INSTRUCTION
Output every entry exactly as written, but omit the pictures.

DATA IN THIS EXERCISE
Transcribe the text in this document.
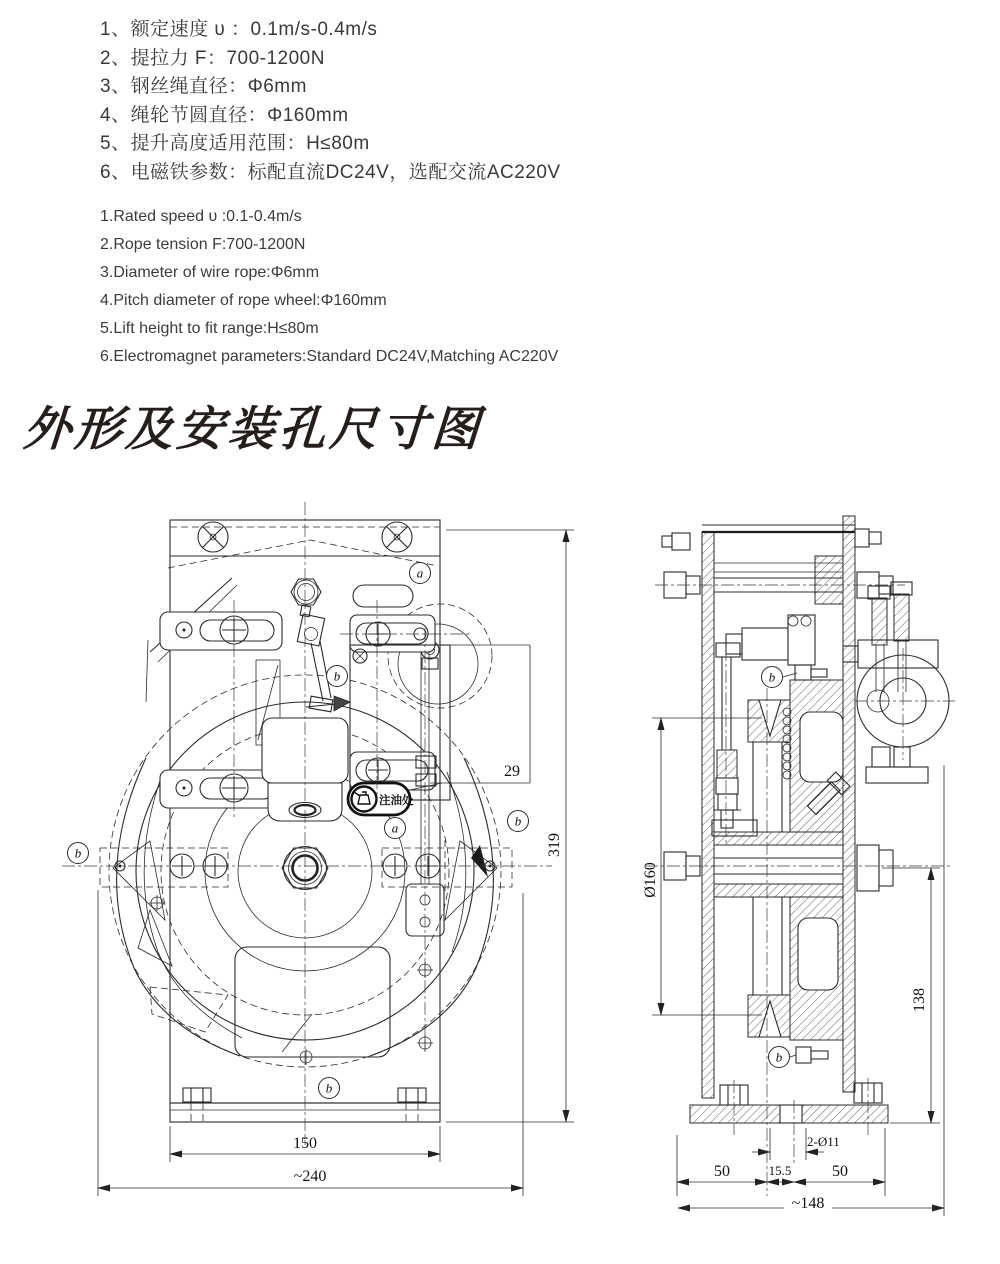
1、额定速度 υ ：0.1m/s-0.4m/s
2、提拉力 F：700-1200N
3、钢丝绳直径：Φ6mm
4、绳轮节圆直径：Φ160mm
5、提升高度适用范围：H≤80m
6、电磁铁参数：标配直流DC24V，选配交流AC220V
1.Rated speed υ :0.1-0.4m/s
2.Rope tension F:700-1200N
3.Diameter of wire rope:Φ6mm
4.Pitch diameter of rope wheel:Φ160mm
5.Lift height to fit range:H≤80m
6.Electromagnet parameters:Standard DC24V,Matching AC220V
外形及安装孔尺寸图
29
注油处
a
b
b
b
a
b
150
~240
319
b
b
Ø160
138
2-Ø11
50	15.5	50
~148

FULL SOLUTION
Transcribe the text in this document.
1、额定速度 υ ：0.1m/s-0.4m/s
2、提拉力 F：700-1200N
3、钢丝绳直径：Φ6mm
4、绳轮节圆直径：Φ160mm
5、提升高度适用范围：H≤80m
6、电磁铁参数：标配直流DC24V，选配交流AC220V
1.Rated speed υ :0.1-0.4m/s
2.Rope tension F:700-1200N
3.Diameter of wire rope:Φ6mm
4.Pitch diameter of rope wheel:Φ160mm
5.Lift height to fit range:H≤80m
6.Electromagnet parameters:Standard DC24V,Matching AC220V
外形及安装孔尺寸图
29
注油处
a
b
b
b
a
b
150
~240
319
b
b
Ø160
138
2-Ø11
50	15.5	50
~148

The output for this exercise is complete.